--- begin DATA TO PROCESS ---

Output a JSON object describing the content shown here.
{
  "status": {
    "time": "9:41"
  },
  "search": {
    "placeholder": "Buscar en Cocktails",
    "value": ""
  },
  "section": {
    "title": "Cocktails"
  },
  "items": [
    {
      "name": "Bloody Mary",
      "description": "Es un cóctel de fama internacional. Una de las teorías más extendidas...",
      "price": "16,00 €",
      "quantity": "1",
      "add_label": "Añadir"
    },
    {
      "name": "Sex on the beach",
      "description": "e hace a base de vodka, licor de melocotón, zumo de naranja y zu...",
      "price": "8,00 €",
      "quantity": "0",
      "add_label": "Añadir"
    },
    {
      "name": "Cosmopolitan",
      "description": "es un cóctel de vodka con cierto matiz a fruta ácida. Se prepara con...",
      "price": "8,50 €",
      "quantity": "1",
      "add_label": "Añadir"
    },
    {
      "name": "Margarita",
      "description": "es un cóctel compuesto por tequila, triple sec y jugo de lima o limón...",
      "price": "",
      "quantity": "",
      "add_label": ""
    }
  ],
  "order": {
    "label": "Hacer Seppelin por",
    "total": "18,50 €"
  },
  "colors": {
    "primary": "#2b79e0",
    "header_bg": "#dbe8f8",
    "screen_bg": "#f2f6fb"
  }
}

--- end DATA TO PROCESS ---
--- begin DATA TO PROCESS ---

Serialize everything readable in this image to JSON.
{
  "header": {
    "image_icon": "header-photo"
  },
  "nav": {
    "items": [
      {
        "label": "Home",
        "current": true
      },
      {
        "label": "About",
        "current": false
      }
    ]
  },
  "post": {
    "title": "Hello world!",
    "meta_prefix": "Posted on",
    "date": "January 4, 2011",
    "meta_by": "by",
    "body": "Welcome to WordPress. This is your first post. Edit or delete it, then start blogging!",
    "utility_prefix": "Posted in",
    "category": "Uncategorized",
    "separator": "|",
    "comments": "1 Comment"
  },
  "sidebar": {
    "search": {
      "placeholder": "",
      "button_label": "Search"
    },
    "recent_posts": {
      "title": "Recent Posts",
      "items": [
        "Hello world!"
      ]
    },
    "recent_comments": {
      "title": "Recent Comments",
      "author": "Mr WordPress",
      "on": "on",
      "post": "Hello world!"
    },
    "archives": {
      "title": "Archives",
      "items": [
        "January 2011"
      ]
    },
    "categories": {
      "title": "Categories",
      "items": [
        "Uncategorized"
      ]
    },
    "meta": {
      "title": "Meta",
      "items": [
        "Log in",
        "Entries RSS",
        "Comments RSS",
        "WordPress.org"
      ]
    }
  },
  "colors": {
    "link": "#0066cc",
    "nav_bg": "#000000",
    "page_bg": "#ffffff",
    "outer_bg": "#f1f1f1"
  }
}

--- end DATA TO PROCESS ---
--- begin DATA TO PROCESS ---

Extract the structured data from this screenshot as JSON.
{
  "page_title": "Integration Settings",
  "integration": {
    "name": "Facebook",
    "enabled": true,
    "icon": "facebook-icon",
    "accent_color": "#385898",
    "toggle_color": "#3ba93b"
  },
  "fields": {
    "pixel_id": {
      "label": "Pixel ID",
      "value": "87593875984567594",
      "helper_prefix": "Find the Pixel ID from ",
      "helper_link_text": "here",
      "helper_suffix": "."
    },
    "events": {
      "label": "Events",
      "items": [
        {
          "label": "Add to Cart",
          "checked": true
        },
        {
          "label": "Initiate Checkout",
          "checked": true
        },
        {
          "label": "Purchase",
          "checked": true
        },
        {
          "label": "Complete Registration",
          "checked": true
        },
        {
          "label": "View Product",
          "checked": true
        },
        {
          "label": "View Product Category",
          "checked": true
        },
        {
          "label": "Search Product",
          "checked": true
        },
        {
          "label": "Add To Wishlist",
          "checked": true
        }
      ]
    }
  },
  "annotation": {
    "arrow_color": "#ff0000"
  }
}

--- end DATA TO PROCESS ---

YOUR OBJECTIVE:
Which lines above contain "Cocktails"? Show each of them.

WORKED SOLUTION:
    "placeholder": "Buscar en Cocktails",
    "title": "Cocktails"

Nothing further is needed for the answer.